Dataset items:

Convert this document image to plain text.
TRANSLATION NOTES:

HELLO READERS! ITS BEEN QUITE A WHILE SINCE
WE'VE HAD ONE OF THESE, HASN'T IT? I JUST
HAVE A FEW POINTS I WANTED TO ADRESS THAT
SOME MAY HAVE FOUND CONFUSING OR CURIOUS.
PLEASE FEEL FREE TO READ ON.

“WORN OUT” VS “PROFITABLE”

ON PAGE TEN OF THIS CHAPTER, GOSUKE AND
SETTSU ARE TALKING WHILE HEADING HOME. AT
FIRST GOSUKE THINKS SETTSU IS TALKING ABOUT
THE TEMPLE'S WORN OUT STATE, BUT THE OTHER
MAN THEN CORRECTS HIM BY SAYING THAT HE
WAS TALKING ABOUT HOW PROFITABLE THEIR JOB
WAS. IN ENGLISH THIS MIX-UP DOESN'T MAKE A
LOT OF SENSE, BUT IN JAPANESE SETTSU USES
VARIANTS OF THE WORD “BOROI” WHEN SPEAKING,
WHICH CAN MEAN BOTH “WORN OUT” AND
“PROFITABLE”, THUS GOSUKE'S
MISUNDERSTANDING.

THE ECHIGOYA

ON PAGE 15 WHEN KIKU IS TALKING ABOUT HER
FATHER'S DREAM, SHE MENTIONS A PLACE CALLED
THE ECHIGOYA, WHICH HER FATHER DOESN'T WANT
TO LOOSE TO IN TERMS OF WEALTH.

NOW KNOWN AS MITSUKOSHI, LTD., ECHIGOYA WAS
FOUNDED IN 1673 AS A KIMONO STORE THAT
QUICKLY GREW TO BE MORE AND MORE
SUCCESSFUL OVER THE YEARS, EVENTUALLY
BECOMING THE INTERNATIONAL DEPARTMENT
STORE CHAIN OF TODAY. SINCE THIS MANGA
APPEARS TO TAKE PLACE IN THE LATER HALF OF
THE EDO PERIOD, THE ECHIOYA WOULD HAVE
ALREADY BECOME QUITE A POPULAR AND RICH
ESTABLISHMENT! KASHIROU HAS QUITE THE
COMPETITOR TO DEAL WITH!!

__Written instruction__
Quote all of the entries verbatim.

__Output for this exercise__
Convert this document image to plain text.
TRANSLATION NOTES:

HELLO READERS! ITS BEEN QUITE A WHILE SINCE
WE'VE HAD ONE OF THESE, HASN'T IT? I JUST
HAVE A FEW POINTS I WANTED TO ADRESS THAT
SOME MAY HAVE FOUND CONFUSING OR CURIOUS.
PLEASE FEEL FREE TO READ ON.

“WORN OUT” VS “PROFITABLE”

ON PAGE TEN OF THIS CHAPTER, GOSUKE AND
SETTSU ARE TALKING WHILE HEADING HOME. AT
FIRST GOSUKE THINKS SETTSU IS TALKING ABOUT
THE TEMPLE'S WORN OUT STATE, BUT THE OTHER
MAN THEN CORRECTS HIM BY SAYING THAT HE
WAS TALKING ABOUT HOW PROFITABLE THEIR JOB
WAS. IN ENGLISH THIS MIX-UP DOESN'T MAKE A
LOT OF SENSE, BUT IN JAPANESE SETTSU USES
VARIANTS OF THE WORD “BOROI” WHEN SPEAKING,
WHICH CAN MEAN BOTH “WORN OUT” AND
“PROFITABLE”, THUS GOSUKE'S
MISUNDERSTANDING.

THE ECHIGOYA

ON PAGE 15 WHEN KIKU IS TALKING ABOUT HER
FATHER'S DREAM, SHE MENTIONS A PLACE CALLED
THE ECHIGOYA, WHICH HER FATHER DOESN'T WANT
TO LOOSE TO IN TERMS OF WEALTH.

NOW KNOWN AS MITSUKOSHI, LTD., ECHIGOYA WAS
FOUNDED IN 1673 AS A KIMONO STORE THAT
QUICKLY GREW TO BE MORE AND MORE
SUCCESSFUL OVER THE YEARS, EVENTUALLY
BECOMING THE INTERNATIONAL DEPARTMENT
STORE CHAIN OF TODAY. SINCE THIS MANGA
APPEARS TO TAKE PLACE IN THE LATER HALF OF
THE EDO PERIOD, THE ECHIOYA WOULD HAVE
ALREADY BECOME QUITE A POPULAR AND RICH
ESTABLISHMENT! KASHIROU HAS QUITE THE
COMPETITOR TO DEAL WITH!!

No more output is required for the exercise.